<<<<

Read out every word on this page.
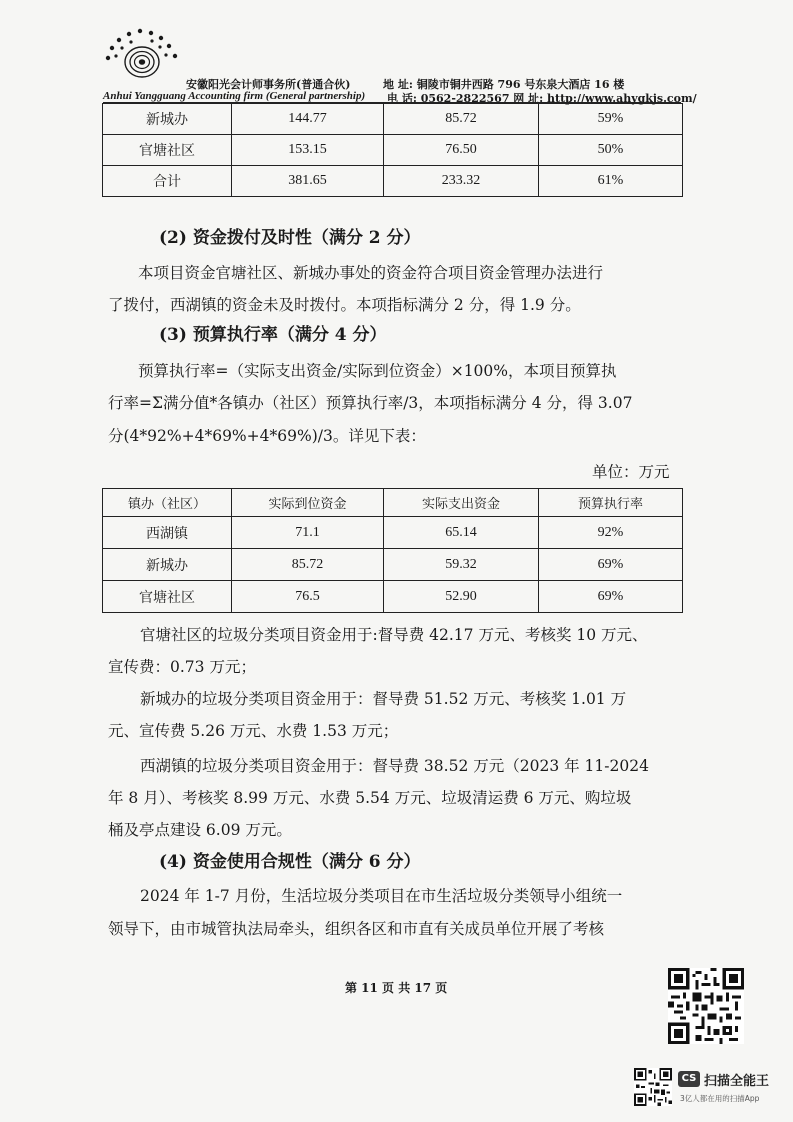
安徽阳光会计师事务所(普通合伙)
Anhui Yangguang Accounting firm (General partnership)
地 址: 铜陵市铜井西路 796 号东泉大酒店 16 楼
电 话: 0562-2822567 网 址: http://www.ahygkjs.com/
新城办	144.77	85.72	59%
官塘社区	153.15	76.50	50%
合计	381.65	233.32	61%
(2) 资金拨付及时性（满分 2 分）
本项目资金官塘社区、新城办事处的资金符合项目资金管理办法进行
了拨付，西湖镇的资金未及时拨付。本项指标满分 2 分，得 1.9 分。
(3) 预算执行率（满分 4 分）
预算执行率=（实际支出资金/实际到位资金）×100%，本项目预算执
行率=Σ满分值*各镇办（社区）预算执行率/3，本项指标满分 4 分，得 3.07
分(4*92%+4*69%+4*69%)/3。详见下表：
单位：万元
镇办（社区）	实际到位资金	实际支出资金	预算执行率
西湖镇	71.1	65.14	92%
新城办	85.72	59.32	69%
官塘社区	76.5	52.90	69%
官塘社区的垃圾分类项目资金用于:督导费 42.17 万元、考核奖 10 万元、
宣传费：0.73 万元；
新城办的垃圾分类项目资金用于：督导费 51.52 万元、考核奖 1.01 万
元、宣传费 5.26 万元、水费 1.53 万元；
西湖镇的垃圾分类项目资金用于：督导费 38.52 万元（2023 年 11-2024
年 8 月）、考核奖 8.99 万元、水费 5.54 万元、垃圾清运费 6 万元、购垃圾
桶及亭点建设 6.09 万元。
(4) 资金使用合规性（满分 6 分）
2024 年 1-7 月份，生活垃圾分类项目在市生活垃圾分类领导小组统一
领导下，由市城管执法局牵头，组织各区和市直有关成员单位开展了考核
第 11 页 共 17 页
CS 扫描全能王
3亿人都在用的扫描App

>>>>

_The exercise_
Select all lines in the listing above where the word "预算执行率" appears, and show them.

_Exercise result_
(3) 预算执行率（满分 4 分）
预算执行率=（实际支出资金/实际到位资金）×100%，本项目预算执
行率=Σ满分值*各镇办（社区）预算执行率/3，本项指标满分 4 分，得 3.07
镇办（社区）	实际到位资金	实际支出资金	预算执行率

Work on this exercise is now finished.